(Stored data entries)
[Begin]

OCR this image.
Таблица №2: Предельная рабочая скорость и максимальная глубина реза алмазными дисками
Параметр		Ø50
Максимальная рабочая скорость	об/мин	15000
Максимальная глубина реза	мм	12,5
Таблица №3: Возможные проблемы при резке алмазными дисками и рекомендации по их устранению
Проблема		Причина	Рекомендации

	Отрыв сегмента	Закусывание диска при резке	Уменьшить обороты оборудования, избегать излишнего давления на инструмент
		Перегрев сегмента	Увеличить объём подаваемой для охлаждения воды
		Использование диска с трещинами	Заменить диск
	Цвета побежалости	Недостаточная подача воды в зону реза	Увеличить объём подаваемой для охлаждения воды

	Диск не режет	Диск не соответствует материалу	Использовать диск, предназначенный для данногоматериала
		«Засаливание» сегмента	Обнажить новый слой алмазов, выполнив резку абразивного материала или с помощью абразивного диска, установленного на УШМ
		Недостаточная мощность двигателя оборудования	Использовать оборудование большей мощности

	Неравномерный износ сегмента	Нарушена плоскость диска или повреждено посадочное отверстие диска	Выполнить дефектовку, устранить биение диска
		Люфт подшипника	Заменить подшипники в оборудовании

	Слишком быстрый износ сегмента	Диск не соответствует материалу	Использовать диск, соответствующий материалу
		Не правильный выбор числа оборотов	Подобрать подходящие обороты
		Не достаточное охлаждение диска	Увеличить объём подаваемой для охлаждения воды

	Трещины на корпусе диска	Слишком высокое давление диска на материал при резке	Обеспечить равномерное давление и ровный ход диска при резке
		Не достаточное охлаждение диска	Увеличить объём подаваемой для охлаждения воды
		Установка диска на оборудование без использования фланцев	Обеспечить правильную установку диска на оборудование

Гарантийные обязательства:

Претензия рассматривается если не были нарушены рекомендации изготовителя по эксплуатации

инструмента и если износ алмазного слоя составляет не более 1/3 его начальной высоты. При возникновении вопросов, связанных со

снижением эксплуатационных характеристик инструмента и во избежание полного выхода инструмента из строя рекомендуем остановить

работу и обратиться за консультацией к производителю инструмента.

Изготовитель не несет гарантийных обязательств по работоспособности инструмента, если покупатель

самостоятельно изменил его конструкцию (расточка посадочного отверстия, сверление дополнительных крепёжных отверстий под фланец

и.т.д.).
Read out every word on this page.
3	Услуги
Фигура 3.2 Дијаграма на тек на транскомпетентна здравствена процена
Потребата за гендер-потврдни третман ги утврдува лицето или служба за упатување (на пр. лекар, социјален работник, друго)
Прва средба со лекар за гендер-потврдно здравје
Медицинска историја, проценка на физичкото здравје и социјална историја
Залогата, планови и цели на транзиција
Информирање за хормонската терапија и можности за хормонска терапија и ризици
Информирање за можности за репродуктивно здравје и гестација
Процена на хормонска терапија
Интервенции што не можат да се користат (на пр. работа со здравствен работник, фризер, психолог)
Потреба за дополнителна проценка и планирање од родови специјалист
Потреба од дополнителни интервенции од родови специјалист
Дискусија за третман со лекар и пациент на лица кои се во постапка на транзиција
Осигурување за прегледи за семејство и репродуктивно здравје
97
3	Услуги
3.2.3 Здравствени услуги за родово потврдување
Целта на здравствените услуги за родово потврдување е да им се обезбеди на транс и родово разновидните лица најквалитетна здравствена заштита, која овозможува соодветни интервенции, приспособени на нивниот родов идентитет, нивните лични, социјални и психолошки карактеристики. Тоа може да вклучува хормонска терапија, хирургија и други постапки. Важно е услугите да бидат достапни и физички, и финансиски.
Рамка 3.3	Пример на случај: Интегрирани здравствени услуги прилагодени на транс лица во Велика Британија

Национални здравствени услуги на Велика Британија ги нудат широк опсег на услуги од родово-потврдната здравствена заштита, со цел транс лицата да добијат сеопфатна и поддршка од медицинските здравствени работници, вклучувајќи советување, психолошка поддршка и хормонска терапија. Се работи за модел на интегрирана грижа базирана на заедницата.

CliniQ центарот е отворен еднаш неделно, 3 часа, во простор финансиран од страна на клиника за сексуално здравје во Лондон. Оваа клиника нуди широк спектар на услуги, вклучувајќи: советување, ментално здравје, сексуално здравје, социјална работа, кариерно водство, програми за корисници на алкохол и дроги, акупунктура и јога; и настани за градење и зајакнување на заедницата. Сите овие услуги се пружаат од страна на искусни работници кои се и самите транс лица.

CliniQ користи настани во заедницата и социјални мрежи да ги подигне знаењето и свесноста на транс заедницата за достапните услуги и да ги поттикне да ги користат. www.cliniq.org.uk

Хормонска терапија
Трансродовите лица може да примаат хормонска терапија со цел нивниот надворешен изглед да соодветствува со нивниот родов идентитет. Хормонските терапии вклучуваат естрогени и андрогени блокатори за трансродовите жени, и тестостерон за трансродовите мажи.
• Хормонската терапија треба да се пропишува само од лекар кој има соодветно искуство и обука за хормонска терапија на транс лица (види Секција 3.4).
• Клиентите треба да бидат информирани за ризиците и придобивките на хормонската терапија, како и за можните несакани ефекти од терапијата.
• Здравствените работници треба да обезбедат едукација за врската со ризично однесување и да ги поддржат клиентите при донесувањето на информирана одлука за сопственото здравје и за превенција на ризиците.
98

[End]

* EXERCISE *
Write out the whole listing again, exactly as it stands.

* WRITTEN RESPONSE *
OCR this image.
Таблица №2: Предельная рабочая скорость и максимальная глубина реза алмазными дисками
Параметр		Ø50
Максимальная рабочая скорость	об/мин	15000
Максимальная глубина реза	мм	12,5
Таблица №3: Возможные проблемы при резке алмазными дисками и рекомендации по их устранению
Проблема		Причина	Рекомендации

	Отрыв сегмента	Закусывание диска при резке	Уменьшить обороты оборудования, избегать излишнего давления на инструмент
		Перегрев сегмента	Увеличить объём подаваемой для охлаждения воды
		Использование диска с трещинами	Заменить диск
	Цвета побежалости	Недостаточная подача воды в зону реза	Увеличить объём подаваемой для охлаждения воды

	Диск не режет	Диск не соответствует материалу	Использовать диск, предназначенный для данногоматериала
		«Засаливание» сегмента	Обнажить новый слой алмазов, выполнив резку абразивного материала или с помощью абразивного диска, установленного на УШМ
		Недостаточная мощность двигателя оборудования	Использовать оборудование большей мощности

	Неравномерный износ сегмента	Нарушена плоскость диска или повреждено посадочное отверстие диска	Выполнить дефектовку, устранить биение диска
		Люфт подшипника	Заменить подшипники в оборудовании

	Слишком быстрый износ сегмента	Диск не соответствует материалу	Использовать диск, соответствующий материалу
		Не правильный выбор числа оборотов	Подобрать подходящие обороты
		Не достаточное охлаждение диска	Увеличить объём подаваемой для охлаждения воды

	Трещины на корпусе диска	Слишком высокое давление диска на материал при резке	Обеспечить равномерное давление и ровный ход диска при резке
		Не достаточное охлаждение диска	Увеличить объём подаваемой для охлаждения воды
		Установка диска на оборудование без использования фланцев	Обеспечить правильную установку диска на оборудование

Гарантийные обязательства:

Претензия рассматривается если не были нарушены рекомендации изготовителя по эксплуатации

инструмента и если износ алмазного слоя составляет не более 1/3 его начальной высоты. При возникновении вопросов, связанных со

снижением эксплуатационных характеристик инструмента и во избежание полного выхода инструмента из строя рекомендуем остановить

работу и обратиться за консультацией к производителю инструмента.

Изготовитель не несет гарантийных обязательств по работоспособности инструмента, если покупатель

самостоятельно изменил его конструкцию (расточка посадочного отверстия, сверление дополнительных крепёжных отверстий под фланец

и.т.д.).
Read out every word on this page.
3	Услуги
Фигура 3.2 Дијаграма на тек на транскомпетентна здравствена процена
Потребата за гендер-потврдни третман ги утврдува лицето или служба за упатување (на пр. лекар, социјален работник, друго)
Прва средба со лекар за гендер-потврдно здравје
Медицинска историја, проценка на физичкото здравје и социјална историја
Залогата, планови и цели на транзиција
Информирање за хормонската терапија и можности за хормонска терапија и ризици
Информирање за можности за репродуктивно здравје и гестација
Процена на хормонска терапија
Интервенции што не можат да се користат (на пр. работа со здравствен работник, фризер, психолог)
Потреба за дополнителна проценка и планирање од родови специјалист
Потреба од дополнителни интервенции од родови специјалист
Дискусија за третман со лекар и пациент на лица кои се во постапка на транзиција
Осигурување за прегледи за семејство и репродуктивно здравје
97
3	Услуги
3.2.3 Здравствени услуги за родово потврдување
Целта на здравствените услуги за родово потврдување е да им се обезбеди на транс и родово разновидните лица најквалитетна здравствена заштита, која овозможува соодветни интервенции, приспособени на нивниот родов идентитет, нивните лични, социјални и психолошки карактеристики. Тоа може да вклучува хормонска терапија, хирургија и други постапки. Важно е услугите да бидат достапни и физички, и финансиски.
Рамка 3.3	Пример на случај: Интегрирани здравствени услуги прилагодени на транс лица во Велика Британија

Национални здравствени услуги на Велика Британија ги нудат широк опсег на услуги од родово-потврдната здравствена заштита, со цел транс лицата да добијат сеопфатна и поддршка од медицинските здравствени работници, вклучувајќи советување, психолошка поддршка и хормонска терапија. Се работи за модел на интегрирана грижа базирана на заедницата.

CliniQ центарот е отворен еднаш неделно, 3 часа, во простор финансиран од страна на клиника за сексуално здравје во Лондон. Оваа клиника нуди широк спектар на услуги, вклучувајќи: советување, ментално здравје, сексуално здравје, социјална работа, кариерно водство, програми за корисници на алкохол и дроги, акупунктура и јога; и настани за градење и зајакнување на заедницата. Сите овие услуги се пружаат од страна на искусни работници кои се и самите транс лица.

CliniQ користи настани во заедницата и социјални мрежи да ги подигне знаењето и свесноста на транс заедницата за достапните услуги и да ги поттикне да ги користат. www.cliniq.org.uk

Хормонска терапија
Трансродовите лица може да примаат хормонска терапија со цел нивниот надворешен изглед да соодветствува со нивниот родов идентитет. Хормонските терапии вклучуваат естрогени и андрогени блокатори за трансродовите жени, и тестостерон за трансродовите мажи.
• Хормонската терапија треба да се пропишува само од лекар кој има соодветно искуство и обука за хормонска терапија на транс лица (види Секција 3.4).
• Клиентите треба да бидат информирани за ризиците и придобивките на хормонската терапија, како и за можните несакани ефекти од терапијата.
• Здравствените работници треба да обезбедат едукација за врската со ризично однесување и да ги поддржат клиентите при донесувањето на информирана одлука за сопственото здравје и за превенција на ризиците.
98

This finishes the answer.